Materials provided
____

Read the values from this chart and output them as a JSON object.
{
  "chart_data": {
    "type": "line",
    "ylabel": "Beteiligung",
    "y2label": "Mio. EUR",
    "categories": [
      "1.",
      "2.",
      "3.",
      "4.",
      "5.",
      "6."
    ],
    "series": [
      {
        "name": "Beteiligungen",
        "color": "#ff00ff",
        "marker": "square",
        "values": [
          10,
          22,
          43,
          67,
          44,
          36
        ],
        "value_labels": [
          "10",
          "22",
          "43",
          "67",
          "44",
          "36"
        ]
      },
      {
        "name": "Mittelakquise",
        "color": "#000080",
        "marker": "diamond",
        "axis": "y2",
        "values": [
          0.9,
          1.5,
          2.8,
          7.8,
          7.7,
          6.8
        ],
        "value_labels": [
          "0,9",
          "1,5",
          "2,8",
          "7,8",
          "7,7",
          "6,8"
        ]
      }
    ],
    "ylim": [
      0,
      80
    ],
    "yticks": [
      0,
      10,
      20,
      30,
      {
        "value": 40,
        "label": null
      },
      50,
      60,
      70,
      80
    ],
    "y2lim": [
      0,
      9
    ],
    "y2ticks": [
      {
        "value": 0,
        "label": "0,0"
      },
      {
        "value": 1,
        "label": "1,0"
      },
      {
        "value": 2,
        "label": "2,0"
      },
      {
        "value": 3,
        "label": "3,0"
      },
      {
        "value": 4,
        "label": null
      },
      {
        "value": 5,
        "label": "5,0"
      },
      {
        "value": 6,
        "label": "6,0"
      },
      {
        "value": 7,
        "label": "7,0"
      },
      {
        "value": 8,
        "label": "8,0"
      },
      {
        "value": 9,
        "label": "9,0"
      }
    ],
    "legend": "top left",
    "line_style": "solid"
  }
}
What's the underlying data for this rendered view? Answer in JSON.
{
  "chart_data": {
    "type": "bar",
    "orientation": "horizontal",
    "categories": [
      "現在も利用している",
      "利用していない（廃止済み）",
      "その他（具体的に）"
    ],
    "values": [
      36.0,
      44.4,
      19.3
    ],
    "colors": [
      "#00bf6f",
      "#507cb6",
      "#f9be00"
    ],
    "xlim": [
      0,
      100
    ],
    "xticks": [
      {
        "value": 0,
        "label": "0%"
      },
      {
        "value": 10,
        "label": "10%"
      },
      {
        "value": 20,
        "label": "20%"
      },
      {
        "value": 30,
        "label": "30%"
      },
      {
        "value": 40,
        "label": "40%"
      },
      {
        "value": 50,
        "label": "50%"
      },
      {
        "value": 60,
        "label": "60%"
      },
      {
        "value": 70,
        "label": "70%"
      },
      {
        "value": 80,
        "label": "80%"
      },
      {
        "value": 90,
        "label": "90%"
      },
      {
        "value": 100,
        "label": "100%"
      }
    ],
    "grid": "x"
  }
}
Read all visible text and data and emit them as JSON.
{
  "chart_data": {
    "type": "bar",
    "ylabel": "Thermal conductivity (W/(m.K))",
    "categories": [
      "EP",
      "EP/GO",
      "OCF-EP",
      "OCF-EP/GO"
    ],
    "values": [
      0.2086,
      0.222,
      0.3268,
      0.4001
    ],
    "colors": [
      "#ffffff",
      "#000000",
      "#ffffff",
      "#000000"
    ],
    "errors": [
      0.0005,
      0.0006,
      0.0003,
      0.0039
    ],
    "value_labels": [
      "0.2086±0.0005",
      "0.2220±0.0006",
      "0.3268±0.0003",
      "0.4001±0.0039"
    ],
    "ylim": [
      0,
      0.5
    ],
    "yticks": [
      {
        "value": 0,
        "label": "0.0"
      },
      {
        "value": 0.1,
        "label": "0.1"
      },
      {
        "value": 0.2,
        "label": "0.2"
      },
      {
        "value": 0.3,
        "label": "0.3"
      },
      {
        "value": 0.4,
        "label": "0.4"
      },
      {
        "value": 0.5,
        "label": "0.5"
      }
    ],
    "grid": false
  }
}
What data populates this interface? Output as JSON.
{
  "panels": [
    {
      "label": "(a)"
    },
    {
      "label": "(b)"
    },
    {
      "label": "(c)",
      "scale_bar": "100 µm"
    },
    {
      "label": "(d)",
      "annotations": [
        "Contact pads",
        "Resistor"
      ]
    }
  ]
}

____

Exercise description
Which lines contain "JSON"? Copy each of them.

Solved exercise
Read the values from this chart and output them as a JSON object.
What's the underlying data for this rendered view? Answer in JSON.
Read all visible text and data and emit them as JSON.
What data populates this interface? Output as JSON.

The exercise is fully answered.